* **Task description**
From the line containing "Give me a plain-text" through the last line of the data, return those lines exactly as written and nothing more.

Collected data
>> BEGIN
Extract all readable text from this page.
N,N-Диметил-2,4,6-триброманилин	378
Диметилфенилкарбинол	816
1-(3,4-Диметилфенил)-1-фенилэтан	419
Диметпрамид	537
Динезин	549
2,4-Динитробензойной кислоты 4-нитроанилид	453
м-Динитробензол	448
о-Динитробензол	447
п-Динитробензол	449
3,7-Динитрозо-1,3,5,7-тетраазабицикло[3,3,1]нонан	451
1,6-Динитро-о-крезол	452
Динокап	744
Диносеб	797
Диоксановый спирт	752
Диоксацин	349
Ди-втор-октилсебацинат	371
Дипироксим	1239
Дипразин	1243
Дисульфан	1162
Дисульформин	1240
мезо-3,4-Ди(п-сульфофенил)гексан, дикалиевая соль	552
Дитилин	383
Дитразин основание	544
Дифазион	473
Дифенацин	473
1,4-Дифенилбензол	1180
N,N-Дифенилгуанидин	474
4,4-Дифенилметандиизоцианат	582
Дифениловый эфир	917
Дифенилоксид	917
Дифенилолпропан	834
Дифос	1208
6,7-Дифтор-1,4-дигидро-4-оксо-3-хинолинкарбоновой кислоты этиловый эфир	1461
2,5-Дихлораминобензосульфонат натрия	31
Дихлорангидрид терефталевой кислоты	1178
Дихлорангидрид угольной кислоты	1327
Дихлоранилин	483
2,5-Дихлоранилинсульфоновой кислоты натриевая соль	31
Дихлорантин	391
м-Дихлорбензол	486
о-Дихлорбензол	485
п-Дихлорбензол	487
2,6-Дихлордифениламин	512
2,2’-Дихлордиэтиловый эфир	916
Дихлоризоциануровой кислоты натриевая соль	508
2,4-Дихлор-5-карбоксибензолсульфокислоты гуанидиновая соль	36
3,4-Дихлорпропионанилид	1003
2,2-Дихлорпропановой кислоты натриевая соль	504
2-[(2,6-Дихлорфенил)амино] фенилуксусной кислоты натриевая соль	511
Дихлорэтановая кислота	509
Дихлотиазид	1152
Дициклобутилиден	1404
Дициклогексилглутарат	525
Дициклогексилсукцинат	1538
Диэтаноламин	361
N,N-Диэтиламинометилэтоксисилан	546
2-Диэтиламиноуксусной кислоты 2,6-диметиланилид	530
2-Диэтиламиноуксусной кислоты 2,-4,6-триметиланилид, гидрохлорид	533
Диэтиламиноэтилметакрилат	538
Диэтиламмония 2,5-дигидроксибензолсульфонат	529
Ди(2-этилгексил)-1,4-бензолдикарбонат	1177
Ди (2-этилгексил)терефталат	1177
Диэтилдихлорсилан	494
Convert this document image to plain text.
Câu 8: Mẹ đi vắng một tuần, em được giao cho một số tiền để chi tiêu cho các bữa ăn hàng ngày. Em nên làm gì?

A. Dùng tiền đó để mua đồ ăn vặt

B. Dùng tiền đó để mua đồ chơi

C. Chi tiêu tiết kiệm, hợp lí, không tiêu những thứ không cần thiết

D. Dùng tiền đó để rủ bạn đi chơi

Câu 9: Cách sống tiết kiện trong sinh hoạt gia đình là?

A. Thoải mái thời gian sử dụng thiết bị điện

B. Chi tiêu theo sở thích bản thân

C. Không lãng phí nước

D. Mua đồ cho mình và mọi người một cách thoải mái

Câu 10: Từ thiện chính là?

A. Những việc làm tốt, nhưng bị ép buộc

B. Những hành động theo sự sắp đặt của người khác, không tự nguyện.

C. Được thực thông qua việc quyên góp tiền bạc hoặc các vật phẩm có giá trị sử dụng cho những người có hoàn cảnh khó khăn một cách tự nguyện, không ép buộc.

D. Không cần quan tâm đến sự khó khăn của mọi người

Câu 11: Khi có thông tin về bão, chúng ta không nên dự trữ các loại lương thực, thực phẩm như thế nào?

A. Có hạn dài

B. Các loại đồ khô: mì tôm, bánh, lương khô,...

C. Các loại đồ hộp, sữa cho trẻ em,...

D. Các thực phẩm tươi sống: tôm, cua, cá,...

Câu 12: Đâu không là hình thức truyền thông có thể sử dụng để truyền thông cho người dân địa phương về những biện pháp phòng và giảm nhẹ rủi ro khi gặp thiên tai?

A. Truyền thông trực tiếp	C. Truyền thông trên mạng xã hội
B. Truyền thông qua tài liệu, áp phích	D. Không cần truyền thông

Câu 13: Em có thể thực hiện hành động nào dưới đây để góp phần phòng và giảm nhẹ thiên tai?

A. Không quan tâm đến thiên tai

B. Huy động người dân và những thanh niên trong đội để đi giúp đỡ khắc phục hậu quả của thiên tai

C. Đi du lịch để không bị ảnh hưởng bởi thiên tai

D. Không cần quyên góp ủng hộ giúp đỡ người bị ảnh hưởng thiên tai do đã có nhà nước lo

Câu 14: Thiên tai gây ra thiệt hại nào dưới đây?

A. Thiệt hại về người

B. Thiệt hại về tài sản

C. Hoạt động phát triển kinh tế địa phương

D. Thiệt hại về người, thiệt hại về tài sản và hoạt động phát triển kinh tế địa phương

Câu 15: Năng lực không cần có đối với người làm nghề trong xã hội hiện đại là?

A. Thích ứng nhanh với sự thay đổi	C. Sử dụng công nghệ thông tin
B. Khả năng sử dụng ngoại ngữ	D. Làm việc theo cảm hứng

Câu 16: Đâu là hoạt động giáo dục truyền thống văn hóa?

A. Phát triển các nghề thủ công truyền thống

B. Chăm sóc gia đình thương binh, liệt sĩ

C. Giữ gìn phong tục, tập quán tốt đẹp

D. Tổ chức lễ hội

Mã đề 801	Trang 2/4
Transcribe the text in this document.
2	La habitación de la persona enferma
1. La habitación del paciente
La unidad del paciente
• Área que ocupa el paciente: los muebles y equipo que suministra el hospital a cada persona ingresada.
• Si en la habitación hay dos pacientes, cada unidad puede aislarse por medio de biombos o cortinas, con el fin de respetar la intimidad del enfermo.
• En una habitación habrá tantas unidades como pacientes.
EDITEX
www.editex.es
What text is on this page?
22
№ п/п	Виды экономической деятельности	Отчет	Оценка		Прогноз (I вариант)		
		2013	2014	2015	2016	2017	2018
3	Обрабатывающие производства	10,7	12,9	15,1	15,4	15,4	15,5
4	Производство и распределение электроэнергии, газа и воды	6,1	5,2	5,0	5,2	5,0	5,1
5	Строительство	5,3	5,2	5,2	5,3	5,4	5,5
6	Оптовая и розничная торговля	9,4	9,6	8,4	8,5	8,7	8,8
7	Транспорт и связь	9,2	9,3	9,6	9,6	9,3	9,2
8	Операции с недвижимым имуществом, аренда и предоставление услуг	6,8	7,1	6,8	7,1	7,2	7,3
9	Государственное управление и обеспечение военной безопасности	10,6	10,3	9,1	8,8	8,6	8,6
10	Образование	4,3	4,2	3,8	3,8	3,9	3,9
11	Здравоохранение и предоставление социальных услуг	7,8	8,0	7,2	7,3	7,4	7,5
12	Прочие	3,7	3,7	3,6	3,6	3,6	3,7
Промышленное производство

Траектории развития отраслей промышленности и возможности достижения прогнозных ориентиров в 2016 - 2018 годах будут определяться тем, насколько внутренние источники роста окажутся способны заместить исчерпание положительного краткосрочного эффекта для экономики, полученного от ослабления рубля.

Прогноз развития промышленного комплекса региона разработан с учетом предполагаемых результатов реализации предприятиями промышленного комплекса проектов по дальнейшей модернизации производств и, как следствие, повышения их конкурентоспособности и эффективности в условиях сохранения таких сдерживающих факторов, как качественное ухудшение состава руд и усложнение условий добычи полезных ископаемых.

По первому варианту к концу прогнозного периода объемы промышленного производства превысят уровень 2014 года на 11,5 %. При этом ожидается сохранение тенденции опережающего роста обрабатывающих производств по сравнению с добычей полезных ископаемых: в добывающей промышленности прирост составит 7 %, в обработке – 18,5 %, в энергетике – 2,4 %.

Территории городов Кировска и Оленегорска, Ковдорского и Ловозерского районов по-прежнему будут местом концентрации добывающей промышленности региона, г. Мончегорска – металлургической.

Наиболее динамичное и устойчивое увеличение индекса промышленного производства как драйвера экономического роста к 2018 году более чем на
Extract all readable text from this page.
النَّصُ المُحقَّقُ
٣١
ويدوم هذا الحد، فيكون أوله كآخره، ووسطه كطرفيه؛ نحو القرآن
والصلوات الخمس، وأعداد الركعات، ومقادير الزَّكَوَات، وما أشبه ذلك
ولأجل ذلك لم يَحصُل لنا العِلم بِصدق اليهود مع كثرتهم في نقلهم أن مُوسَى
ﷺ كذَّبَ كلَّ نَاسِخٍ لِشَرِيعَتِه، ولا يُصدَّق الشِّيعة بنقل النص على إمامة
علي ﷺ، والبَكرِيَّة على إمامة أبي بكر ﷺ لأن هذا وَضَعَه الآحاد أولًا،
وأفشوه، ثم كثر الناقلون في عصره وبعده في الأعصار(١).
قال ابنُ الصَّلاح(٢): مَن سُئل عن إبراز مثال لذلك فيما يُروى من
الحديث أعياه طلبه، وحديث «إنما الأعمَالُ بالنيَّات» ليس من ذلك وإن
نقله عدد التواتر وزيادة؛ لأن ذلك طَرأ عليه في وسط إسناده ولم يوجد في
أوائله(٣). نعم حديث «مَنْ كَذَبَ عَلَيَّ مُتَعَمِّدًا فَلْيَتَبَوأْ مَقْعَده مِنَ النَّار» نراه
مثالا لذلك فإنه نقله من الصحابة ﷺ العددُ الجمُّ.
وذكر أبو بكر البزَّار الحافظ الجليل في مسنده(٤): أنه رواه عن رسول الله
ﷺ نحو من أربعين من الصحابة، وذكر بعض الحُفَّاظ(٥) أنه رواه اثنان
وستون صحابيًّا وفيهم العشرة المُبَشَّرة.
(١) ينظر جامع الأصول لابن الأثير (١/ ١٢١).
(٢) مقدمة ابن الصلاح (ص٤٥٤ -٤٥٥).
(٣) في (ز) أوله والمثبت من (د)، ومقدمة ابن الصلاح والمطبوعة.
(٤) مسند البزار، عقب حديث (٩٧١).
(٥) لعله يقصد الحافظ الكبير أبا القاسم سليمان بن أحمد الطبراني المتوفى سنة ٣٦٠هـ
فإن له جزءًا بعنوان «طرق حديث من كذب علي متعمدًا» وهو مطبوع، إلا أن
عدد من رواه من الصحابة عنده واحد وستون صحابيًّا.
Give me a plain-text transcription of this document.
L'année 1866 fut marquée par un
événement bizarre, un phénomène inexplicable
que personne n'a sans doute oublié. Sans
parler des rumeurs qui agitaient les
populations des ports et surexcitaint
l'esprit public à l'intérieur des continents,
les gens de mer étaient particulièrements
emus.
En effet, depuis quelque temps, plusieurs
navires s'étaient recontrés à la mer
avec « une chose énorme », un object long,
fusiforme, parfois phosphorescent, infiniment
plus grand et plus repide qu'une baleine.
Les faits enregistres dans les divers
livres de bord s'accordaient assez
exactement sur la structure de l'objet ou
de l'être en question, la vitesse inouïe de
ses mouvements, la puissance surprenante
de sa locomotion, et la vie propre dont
>> END
* **Solution for this task**
Give me a plain-text transcription of this document.
L'année 1866 fut marquée par un
événement bizarre, un phénomène inexplicable
que personne n'a sans doute oublié. Sans
parler des rumeurs qui agitaient les
populations des ports et surexcitaint
l'esprit public à l'intérieur des continents,
les gens de mer étaient particulièrements
emus.
En effet, depuis quelque temps, plusieurs
navires s'étaient recontrés à la mer
avec « une chose énorme », un object long,
fusiforme, parfois phosphorescent, infiniment
plus grand et plus repide qu'une baleine.
Les faits enregistres dans les divers
livres de bord s'accordaient assez
exactement sur la structure de l'objet ou
de l'être en question, la vitesse inouïe de
ses mouvements, la puissance surprenante
de sa locomotion, et la vie propre dont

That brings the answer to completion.